[START LISTING]

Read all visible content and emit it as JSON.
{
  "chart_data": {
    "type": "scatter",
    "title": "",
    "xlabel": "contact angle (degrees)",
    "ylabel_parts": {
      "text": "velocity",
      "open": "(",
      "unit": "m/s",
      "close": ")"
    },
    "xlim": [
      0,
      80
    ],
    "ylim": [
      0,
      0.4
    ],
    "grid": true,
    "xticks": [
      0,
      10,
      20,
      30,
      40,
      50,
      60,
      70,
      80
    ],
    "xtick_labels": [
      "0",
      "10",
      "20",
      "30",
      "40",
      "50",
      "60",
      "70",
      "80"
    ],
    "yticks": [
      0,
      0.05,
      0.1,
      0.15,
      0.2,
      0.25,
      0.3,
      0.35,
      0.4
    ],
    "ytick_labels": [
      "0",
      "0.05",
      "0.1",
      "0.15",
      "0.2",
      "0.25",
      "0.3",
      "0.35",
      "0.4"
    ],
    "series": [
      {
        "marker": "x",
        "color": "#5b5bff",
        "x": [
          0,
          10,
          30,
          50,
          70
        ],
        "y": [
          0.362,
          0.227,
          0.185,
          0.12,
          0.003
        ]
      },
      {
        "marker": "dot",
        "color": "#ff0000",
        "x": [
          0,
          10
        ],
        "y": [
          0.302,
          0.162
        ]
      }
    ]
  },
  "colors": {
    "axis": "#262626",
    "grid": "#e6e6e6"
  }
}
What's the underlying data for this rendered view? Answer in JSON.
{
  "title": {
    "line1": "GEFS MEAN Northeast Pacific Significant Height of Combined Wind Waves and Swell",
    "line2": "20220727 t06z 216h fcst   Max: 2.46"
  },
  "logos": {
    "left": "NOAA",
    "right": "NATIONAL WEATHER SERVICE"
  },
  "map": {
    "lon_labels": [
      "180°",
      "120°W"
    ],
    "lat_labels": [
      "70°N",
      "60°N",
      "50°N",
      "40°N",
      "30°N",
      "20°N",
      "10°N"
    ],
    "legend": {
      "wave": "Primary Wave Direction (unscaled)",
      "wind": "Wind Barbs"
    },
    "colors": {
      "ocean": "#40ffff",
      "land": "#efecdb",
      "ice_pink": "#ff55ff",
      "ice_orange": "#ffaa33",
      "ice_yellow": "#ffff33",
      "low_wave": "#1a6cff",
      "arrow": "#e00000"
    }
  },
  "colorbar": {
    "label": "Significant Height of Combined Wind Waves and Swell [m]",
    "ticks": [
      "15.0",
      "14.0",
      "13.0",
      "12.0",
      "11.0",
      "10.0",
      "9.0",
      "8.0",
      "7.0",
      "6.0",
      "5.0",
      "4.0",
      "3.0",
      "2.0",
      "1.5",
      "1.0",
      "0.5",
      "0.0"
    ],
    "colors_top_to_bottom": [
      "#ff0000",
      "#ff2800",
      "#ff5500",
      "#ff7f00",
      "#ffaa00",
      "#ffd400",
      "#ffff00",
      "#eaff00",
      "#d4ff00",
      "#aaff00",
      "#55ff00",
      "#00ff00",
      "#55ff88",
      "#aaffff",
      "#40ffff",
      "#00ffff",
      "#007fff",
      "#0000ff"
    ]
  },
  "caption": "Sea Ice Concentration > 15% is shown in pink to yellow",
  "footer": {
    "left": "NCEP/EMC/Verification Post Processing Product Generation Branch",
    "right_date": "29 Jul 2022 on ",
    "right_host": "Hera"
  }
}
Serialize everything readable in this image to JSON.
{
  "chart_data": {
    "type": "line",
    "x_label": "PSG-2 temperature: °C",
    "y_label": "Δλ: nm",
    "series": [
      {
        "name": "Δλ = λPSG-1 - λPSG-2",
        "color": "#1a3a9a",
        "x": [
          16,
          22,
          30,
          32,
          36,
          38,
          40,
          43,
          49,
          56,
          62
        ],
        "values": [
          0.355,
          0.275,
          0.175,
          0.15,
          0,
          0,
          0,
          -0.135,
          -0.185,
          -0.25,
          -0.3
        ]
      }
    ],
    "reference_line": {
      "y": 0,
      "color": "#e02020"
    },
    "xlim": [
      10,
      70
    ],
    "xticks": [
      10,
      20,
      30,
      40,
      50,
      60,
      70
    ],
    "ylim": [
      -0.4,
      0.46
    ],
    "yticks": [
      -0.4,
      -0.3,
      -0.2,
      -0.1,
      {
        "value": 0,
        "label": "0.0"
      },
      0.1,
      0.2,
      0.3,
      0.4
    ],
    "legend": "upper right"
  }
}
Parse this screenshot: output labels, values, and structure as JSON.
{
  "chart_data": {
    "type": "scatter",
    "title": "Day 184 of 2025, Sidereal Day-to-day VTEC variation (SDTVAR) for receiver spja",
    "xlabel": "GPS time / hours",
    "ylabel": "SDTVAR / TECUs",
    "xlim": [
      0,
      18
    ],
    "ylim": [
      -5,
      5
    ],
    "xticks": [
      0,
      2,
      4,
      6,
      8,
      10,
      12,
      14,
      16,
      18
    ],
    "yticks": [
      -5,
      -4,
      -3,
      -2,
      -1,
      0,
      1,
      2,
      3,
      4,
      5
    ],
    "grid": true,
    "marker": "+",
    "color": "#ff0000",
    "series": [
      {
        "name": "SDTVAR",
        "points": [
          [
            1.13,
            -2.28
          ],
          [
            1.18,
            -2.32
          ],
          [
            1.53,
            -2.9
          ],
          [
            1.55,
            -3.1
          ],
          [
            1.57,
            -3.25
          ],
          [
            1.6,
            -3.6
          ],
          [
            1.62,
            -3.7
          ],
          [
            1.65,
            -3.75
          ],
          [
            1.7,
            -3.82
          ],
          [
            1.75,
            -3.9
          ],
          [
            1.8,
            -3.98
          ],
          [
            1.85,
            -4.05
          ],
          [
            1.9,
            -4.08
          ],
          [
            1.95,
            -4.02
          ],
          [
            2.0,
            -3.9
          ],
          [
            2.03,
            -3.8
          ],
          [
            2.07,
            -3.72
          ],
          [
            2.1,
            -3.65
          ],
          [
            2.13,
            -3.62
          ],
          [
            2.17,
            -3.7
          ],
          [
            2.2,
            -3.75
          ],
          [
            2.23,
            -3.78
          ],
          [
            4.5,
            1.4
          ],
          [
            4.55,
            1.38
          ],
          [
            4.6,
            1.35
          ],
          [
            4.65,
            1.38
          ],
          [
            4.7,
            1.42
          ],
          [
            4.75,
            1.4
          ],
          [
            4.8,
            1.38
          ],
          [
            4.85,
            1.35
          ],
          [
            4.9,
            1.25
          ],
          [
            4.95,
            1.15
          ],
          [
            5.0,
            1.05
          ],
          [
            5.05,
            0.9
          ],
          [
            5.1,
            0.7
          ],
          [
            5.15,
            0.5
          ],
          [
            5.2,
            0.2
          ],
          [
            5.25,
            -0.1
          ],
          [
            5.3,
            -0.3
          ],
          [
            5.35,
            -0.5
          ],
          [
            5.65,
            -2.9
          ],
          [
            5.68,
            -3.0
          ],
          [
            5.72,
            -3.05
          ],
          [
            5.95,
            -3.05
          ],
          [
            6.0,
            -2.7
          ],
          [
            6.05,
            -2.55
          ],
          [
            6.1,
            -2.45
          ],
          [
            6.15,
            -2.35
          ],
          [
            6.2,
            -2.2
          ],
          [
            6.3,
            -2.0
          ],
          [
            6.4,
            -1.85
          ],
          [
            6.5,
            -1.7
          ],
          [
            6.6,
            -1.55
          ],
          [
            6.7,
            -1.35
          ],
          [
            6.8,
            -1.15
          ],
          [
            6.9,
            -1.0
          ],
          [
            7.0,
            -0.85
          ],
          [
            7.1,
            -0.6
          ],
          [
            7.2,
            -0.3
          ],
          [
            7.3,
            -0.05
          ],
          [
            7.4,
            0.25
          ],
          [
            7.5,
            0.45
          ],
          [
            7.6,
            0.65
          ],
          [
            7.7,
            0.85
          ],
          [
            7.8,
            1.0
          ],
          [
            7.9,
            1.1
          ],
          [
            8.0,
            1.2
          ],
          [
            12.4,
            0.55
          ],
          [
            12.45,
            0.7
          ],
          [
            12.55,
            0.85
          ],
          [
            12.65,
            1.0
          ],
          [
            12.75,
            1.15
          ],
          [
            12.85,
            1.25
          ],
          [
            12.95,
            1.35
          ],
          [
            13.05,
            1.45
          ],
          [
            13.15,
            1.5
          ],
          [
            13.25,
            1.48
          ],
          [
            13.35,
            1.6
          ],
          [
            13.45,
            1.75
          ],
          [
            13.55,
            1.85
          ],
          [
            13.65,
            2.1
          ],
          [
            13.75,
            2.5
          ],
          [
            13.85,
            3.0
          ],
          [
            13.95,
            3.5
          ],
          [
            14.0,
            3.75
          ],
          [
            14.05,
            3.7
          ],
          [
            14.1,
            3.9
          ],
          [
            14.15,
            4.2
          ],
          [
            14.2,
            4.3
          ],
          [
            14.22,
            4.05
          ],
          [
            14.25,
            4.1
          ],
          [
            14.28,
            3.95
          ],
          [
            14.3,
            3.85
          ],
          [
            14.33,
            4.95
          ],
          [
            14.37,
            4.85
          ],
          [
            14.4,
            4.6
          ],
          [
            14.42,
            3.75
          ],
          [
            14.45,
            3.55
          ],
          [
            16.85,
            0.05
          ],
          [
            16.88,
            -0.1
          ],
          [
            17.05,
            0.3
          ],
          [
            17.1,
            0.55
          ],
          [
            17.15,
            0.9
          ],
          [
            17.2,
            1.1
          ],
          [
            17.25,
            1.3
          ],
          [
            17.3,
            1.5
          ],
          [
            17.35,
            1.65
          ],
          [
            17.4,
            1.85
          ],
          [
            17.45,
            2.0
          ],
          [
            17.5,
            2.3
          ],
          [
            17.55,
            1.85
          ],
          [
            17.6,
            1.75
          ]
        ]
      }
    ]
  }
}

[END LISTING]

DIRECTIONS FOR THIS TASK
Select the lines from the entries that include the word "Swell".

COMPLETE OUTPUT
    "line1": "GEFS MEAN Northeast Pacific Significant Height of Combined Wind Waves and Swell",
    "label": "Significant Height of Combined Wind Waves and Swell [m]",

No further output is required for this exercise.